#### Task goal:
What follows are records. Restate all of them word for word.

#### Records:
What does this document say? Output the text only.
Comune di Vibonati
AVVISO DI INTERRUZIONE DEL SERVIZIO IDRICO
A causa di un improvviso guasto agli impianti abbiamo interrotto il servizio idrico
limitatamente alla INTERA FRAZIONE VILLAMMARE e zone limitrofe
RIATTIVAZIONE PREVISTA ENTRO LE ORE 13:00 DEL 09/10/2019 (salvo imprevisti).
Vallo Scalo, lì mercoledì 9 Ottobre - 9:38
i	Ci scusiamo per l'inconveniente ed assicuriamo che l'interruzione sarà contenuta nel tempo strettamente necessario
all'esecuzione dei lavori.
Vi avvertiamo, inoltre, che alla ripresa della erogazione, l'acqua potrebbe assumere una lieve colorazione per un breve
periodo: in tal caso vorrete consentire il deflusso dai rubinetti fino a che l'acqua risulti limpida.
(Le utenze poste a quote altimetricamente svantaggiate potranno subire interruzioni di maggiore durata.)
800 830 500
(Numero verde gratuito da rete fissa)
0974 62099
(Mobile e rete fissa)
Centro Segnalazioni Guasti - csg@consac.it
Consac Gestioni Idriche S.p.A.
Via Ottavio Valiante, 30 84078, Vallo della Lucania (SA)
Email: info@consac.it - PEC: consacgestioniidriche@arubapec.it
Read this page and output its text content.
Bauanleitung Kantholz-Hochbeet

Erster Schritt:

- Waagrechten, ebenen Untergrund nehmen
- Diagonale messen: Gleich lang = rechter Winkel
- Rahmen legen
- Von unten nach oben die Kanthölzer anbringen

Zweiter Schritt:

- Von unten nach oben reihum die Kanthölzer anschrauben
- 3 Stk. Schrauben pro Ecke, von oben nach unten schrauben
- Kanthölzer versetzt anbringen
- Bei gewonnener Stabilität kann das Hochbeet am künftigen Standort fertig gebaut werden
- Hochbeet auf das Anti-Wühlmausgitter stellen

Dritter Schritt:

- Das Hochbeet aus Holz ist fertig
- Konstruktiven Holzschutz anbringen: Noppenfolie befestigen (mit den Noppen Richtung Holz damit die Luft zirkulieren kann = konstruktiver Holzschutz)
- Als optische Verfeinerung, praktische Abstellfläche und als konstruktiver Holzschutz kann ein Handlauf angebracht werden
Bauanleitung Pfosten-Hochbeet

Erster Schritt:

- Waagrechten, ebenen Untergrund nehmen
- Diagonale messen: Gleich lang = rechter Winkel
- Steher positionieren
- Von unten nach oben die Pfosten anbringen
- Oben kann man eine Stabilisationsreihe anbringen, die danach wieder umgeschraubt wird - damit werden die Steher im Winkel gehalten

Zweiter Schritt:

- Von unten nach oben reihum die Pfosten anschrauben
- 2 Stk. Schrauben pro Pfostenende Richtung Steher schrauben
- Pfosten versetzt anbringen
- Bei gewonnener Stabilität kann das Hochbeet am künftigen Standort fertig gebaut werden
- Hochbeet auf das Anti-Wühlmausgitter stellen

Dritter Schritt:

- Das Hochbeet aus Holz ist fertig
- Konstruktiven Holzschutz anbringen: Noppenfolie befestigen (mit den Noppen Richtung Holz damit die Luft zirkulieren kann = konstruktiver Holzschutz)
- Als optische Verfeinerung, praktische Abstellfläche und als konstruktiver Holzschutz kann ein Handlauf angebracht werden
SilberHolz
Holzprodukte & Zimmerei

#### Answer for this exercise:
What does this document say? Output the text only.
Comune di Vibonati
AVVISO DI INTERRUZIONE DEL SERVIZIO IDRICO
A causa di un improvviso guasto agli impianti abbiamo interrotto il servizio idrico
limitatamente alla INTERA FRAZIONE VILLAMMARE e zone limitrofe
RIATTIVAZIONE PREVISTA ENTRO LE ORE 13:00 DEL 09/10/2019 (salvo imprevisti).
Vallo Scalo, lì mercoledì 9 Ottobre - 9:38
i	Ci scusiamo per l'inconveniente ed assicuriamo che l'interruzione sarà contenuta nel tempo strettamente necessario
all'esecuzione dei lavori.
Vi avvertiamo, inoltre, che alla ripresa della erogazione, l'acqua potrebbe assumere una lieve colorazione per un breve
periodo: in tal caso vorrete consentire il deflusso dai rubinetti fino a che l'acqua risulti limpida.
(Le utenze poste a quote altimetricamente svantaggiate potranno subire interruzioni di maggiore durata.)
800 830 500
(Numero verde gratuito da rete fissa)
0974 62099
(Mobile e rete fissa)
Centro Segnalazioni Guasti - csg@consac.it
Consac Gestioni Idriche S.p.A.
Via Ottavio Valiante, 30 84078, Vallo della Lucania (SA)
Email: info@consac.it - PEC: consacgestioniidriche@arubapec.it
Read this page and output its text content.
Bauanleitung Kantholz-Hochbeet

Erster Schritt:

- Waagrechten, ebenen Untergrund nehmen
- Diagonale messen: Gleich lang = rechter Winkel
- Rahmen legen
- Von unten nach oben die Kanthölzer anbringen

Zweiter Schritt:

- Von unten nach oben reihum die Kanthölzer anschrauben
- 3 Stk. Schrauben pro Ecke, von oben nach unten schrauben
- Kanthölzer versetzt anbringen
- Bei gewonnener Stabilität kann das Hochbeet am künftigen Standort fertig gebaut werden
- Hochbeet auf das Anti-Wühlmausgitter stellen

Dritter Schritt:

- Das Hochbeet aus Holz ist fertig
- Konstruktiven Holzschutz anbringen: Noppenfolie befestigen (mit den Noppen Richtung Holz damit die Luft zirkulieren kann = konstruktiver Holzschutz)
- Als optische Verfeinerung, praktische Abstellfläche und als konstruktiver Holzschutz kann ein Handlauf angebracht werden
Bauanleitung Pfosten-Hochbeet

Erster Schritt:

- Waagrechten, ebenen Untergrund nehmen
- Diagonale messen: Gleich lang = rechter Winkel
- Steher positionieren
- Von unten nach oben die Pfosten anbringen
- Oben kann man eine Stabilisationsreihe anbringen, die danach wieder umgeschraubt wird - damit werden die Steher im Winkel gehalten

Zweiter Schritt:

- Von unten nach oben reihum die Pfosten anschrauben
- 2 Stk. Schrauben pro Pfostenende Richtung Steher schrauben
- Pfosten versetzt anbringen
- Bei gewonnener Stabilität kann das Hochbeet am künftigen Standort fertig gebaut werden
- Hochbeet auf das Anti-Wühlmausgitter stellen

Dritter Schritt:

- Das Hochbeet aus Holz ist fertig
- Konstruktiven Holzschutz anbringen: Noppenfolie befestigen (mit den Noppen Richtung Holz damit die Luft zirkulieren kann = konstruktiver Holzschutz)
- Als optische Verfeinerung, praktische Abstellfläche und als konstruktiver Holzschutz kann ein Handlauf angebracht werden
SilberHolz
Holzprodukte & Zimmerei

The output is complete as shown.